* **Tasks and exercises**
A: Answer these questions about the passage on OT extensions, marking your answers (i), (ii) and (iii):
(i) Which OT extension protocol does the passage call the most widely used?
(ii) What does the KOS protocol add to IKNP?
(iii) In IKNP, which role does the party who is the sender in the final OTs play during the base OTs?
B: Put the lines of the records into a JSON list of strings, one string per line, leaving out blank lines. Include everything from the start of the records down through the line that contains "back-up-now-button[interactable]: Back up", and nothing else.

* **Source passage**
****************************************

In both cases, only one key matches, depending on the receiver's choice $c$ and the sender cannot tell which one.

A full implementation can be found in https://github.com/teddav/mpc-for-newbies

OT extensions#

As discussed earlier, base OTs are expensive because they rely on public-key cryptography, which makes generating millions of them impractical.

OT extensions solve this by allowing two parties to efficiently generate a large number of OTs using only a small number of base OTs, followed by fast symmetric-key operations. These protocols work in two main steps:

• Initialization: Perform a small, fixed number of base OTs using public-key cryptography (like Chou Orlandi). The outputs act as shared seeds.
• Extension: Use those seeds to generate many more OTs, thousands or even millions, using only symmetric primitives.

The most widely used OT extension protocol is IKNP, which is secure in the semi-honest model.

For stronger security against actively malicious parties, the KOS protocol extends IKNP with additional checks to detect cheating.

IKPN#

The IKNP protocol is an efficient OT extension that lets two parties generate a large number of 1-out-of-2 OTs using only a small number of expensive base OTs. It operates in the semi-honest model, where both parties follow the protocol but may try to learn additional information.

The key idea is to use symmetric encryption (ex: hash functions) to mask each message so that:

• The receiver can only decrypt one message based on their choice bit.
• The sender learns nothing about that choice.

A clever trick in IKNP is a role reversal during the base OTs:

• The party who is the sender in the final OTs (we’ll call her Alice) acts as the receiver in the base OTs.

****************************************

* **Input material**
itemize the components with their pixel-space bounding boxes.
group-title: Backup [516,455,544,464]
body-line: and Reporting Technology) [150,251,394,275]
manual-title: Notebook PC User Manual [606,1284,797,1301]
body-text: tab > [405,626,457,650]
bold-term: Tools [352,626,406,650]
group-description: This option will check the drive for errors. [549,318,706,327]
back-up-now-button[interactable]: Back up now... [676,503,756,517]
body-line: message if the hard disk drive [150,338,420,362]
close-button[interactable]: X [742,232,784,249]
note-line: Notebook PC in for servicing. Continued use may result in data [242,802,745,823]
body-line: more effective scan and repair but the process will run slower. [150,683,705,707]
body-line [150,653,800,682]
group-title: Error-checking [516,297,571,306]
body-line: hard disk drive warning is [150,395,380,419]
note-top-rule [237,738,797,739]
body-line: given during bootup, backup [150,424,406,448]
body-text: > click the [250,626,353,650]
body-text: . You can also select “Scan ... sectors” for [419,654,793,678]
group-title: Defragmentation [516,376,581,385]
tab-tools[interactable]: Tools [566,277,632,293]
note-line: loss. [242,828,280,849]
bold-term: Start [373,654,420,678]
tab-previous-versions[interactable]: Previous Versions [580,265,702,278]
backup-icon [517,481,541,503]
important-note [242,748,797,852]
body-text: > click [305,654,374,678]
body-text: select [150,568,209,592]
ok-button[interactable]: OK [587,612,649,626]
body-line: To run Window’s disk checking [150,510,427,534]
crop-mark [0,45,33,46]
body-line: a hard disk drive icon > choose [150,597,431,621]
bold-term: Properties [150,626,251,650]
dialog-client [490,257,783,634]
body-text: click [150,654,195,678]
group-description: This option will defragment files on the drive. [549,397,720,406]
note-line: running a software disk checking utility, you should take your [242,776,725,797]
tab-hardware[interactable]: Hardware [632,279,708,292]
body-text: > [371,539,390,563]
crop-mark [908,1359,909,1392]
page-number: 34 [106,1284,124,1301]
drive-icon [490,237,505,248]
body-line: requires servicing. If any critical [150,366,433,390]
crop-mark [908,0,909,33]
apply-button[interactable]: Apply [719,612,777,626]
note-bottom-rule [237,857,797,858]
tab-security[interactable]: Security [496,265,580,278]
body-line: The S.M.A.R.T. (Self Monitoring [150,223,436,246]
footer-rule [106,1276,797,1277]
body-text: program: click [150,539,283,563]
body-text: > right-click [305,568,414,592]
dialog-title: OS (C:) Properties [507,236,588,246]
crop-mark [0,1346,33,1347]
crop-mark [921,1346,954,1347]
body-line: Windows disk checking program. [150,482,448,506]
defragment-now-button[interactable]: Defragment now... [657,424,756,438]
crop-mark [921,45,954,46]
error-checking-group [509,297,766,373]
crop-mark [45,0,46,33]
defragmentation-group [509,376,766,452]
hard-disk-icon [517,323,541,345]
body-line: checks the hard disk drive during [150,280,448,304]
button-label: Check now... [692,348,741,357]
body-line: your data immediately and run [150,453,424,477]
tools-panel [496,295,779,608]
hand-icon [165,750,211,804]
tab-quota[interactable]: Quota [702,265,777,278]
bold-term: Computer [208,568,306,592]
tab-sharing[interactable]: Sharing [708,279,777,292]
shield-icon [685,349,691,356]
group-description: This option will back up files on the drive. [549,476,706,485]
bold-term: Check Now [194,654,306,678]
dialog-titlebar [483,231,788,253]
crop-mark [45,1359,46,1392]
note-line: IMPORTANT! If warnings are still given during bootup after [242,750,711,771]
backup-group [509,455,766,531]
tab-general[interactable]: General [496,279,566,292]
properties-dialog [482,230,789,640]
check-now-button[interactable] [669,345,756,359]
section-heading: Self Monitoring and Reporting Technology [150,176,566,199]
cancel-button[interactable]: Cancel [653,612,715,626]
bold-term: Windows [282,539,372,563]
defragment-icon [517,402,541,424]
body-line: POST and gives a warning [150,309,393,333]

****************************************

* **Solutions per task**
A:
(i) IKNP
(ii) Additional checks to detect cheating
(iii) The receiver

B:
[
  "itemize the components with their pixel-space bounding boxes.",
  "group-title: Backup [516,455,544,464]",
  "body-line: and Reporting Technology) [150,251,394,275]",
  "manual-title: Notebook PC User Manual [606,1284,797,1301]",
  "body-text: tab > [405,626,457,650]",
  "bold-term: Tools [352,626,406,650]",
  "group-description: This option will check the drive for errors. [549,318,706,327]",
  "back-up-now-button[interactable]: Back up now... [676,503,756,517]"
]